* _Goal_
Track down every line below that holds "Sales" and copy it.

* _Stored entries_
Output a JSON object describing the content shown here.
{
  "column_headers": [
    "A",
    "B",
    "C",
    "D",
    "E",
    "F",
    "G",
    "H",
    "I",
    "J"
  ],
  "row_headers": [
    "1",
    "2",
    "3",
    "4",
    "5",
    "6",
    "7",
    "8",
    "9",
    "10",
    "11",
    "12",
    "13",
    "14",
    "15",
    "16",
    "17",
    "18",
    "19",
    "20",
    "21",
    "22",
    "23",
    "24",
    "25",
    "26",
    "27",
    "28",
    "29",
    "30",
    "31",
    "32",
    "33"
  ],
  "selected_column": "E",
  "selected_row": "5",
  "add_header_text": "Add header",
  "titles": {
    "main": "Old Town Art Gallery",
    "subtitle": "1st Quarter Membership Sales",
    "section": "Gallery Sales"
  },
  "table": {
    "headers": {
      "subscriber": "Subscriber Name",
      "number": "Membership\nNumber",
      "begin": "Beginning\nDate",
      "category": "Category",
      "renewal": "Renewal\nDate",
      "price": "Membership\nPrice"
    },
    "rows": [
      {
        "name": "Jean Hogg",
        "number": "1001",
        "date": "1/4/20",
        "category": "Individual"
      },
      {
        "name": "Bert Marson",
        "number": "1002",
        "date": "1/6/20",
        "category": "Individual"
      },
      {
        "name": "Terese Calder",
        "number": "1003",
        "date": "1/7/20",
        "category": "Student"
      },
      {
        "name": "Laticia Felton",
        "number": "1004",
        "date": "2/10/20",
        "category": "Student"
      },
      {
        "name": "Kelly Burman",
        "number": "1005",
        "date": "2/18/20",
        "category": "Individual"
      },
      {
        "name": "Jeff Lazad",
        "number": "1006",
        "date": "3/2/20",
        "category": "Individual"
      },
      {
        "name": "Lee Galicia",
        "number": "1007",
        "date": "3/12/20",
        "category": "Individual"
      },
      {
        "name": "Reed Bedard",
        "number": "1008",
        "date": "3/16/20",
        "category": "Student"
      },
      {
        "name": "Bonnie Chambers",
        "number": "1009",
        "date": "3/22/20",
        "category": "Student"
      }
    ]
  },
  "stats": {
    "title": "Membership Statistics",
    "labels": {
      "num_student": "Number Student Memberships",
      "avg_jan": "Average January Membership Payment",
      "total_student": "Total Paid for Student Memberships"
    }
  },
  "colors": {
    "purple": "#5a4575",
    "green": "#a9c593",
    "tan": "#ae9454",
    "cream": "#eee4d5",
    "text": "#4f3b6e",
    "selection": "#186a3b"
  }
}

* _Correct response_
    "subtitle": "1st Quarter Membership Sales",
    "section": "Gallery Sales"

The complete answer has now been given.